=== Material supplied ===
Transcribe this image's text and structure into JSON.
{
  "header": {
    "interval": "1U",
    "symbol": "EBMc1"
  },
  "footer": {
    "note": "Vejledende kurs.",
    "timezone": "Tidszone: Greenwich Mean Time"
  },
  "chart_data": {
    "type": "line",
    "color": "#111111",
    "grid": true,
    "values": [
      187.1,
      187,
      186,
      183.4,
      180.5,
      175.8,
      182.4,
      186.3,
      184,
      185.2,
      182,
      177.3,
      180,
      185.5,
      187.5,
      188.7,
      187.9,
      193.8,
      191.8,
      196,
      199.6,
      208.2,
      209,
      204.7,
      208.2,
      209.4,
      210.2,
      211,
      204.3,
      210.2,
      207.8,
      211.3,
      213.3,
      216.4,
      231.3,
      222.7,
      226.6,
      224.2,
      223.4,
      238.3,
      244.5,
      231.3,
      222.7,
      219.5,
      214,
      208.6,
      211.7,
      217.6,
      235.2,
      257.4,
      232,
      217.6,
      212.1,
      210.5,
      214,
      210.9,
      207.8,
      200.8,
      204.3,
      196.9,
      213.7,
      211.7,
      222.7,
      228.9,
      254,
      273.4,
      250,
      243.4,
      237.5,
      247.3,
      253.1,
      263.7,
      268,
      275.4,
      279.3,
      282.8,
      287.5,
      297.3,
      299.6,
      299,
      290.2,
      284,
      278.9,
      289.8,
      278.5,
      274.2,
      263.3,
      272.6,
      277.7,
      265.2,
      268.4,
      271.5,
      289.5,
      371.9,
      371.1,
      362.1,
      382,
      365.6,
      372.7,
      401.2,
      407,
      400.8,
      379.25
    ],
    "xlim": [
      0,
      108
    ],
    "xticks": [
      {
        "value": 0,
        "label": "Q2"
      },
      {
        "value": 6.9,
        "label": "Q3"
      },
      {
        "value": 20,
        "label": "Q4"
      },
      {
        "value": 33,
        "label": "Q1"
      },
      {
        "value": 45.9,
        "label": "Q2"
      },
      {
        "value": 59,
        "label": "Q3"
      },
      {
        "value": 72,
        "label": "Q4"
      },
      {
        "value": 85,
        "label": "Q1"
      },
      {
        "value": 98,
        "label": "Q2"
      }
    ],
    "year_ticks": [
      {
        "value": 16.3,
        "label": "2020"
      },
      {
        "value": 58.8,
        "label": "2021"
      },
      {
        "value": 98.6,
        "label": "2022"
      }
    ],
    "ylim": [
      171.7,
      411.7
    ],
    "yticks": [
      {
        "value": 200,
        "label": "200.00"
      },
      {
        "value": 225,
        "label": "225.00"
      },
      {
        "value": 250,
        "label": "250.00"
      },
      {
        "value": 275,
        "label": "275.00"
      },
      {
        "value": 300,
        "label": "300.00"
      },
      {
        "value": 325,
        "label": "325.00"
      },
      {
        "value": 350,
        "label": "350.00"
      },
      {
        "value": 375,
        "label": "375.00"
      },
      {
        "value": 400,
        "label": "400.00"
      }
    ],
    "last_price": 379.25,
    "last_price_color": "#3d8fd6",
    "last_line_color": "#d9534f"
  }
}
===
Print every record exactly as it was given.

Transcribe this image's text and structure into JSON.
{
  "header": {
    "interval": "1U",
    "symbol": "EBMc1"
  },
  "footer": {
    "note": "Vejledende kurs.",
    "timezone": "Tidszone: Greenwich Mean Time"
  },
  "chart_data": {
    "type": "line",
    "color": "#111111",
    "grid": true,
    "values": [
      187.1,
      187,
      186,
      183.4,
      180.5,
      175.8,
      182.4,
      186.3,
      184,
      185.2,
      182,
      177.3,
      180,
      185.5,
      187.5,
      188.7,
      187.9,
      193.8,
      191.8,
      196,
      199.6,
      208.2,
      209,
      204.7,
      208.2,
      209.4,
      210.2,
      211,
      204.3,
      210.2,
      207.8,
      211.3,
      213.3,
      216.4,
      231.3,
      222.7,
      226.6,
      224.2,
      223.4,
      238.3,
      244.5,
      231.3,
      222.7,
      219.5,
      214,
      208.6,
      211.7,
      217.6,
      235.2,
      257.4,
      232,
      217.6,
      212.1,
      210.5,
      214,
      210.9,
      207.8,
      200.8,
      204.3,
      196.9,
      213.7,
      211.7,
      222.7,
      228.9,
      254,
      273.4,
      250,
      243.4,
      237.5,
      247.3,
      253.1,
      263.7,
      268,
      275.4,
      279.3,
      282.8,
      287.5,
      297.3,
      299.6,
      299,
      290.2,
      284,
      278.9,
      289.8,
      278.5,
      274.2,
      263.3,
      272.6,
      277.7,
      265.2,
      268.4,
      271.5,
      289.5,
      371.9,
      371.1,
      362.1,
      382,
      365.6,
      372.7,
      401.2,
      407,
      400.8,
      379.25
    ],
    "xlim": [
      0,
      108
    ],
    "xticks": [
      {
        "value": 0,
        "label": "Q2"
      },
      {
        "value": 6.9,
        "label": "Q3"
      },
      {
        "value": 20,
        "label": "Q4"
      },
      {
        "value": 33,
        "label": "Q1"
      },
      {
        "value": 45.9,
        "label": "Q2"
      },
      {
        "value": 59,
        "label": "Q3"
      },
      {
        "value": 72,
        "label": "Q4"
      },
      {
        "value": 85,
        "label": "Q1"
      },
      {
        "value": 98,
        "label": "Q2"
      }
    ],
    "year_ticks": [
      {
        "value": 16.3,
        "label": "2020"
      },
      {
        "value": 58.8,
        "label": "2021"
      },
      {
        "value": 98.6,
        "label": "2022"
      }
    ],
    "ylim": [
      171.7,
      411.7
    ],
    "yticks": [
      {
        "value": 200,
        "label": "200.00"
      },
      {
        "value": 225,
        "label": "225.00"
      },
      {
        "value": 250,
        "label": "250.00"
      },
      {
        "value": 275,
        "label": "275.00"
      },
      {
        "value": 300,
        "label": "300.00"
      },
      {
        "value": 325,
        "label": "325.00"
      },
      {
        "value": 350,
        "label": "350.00"
      },
      {
        "value": 375,
        "label": "375.00"
      },
      {
        "value": 400,
        "label": "400.00"
      }
    ],
    "last_price": 379.25,
    "last_price_color": "#3d8fd6",
    "last_line_color": "#d9534f"
  }
}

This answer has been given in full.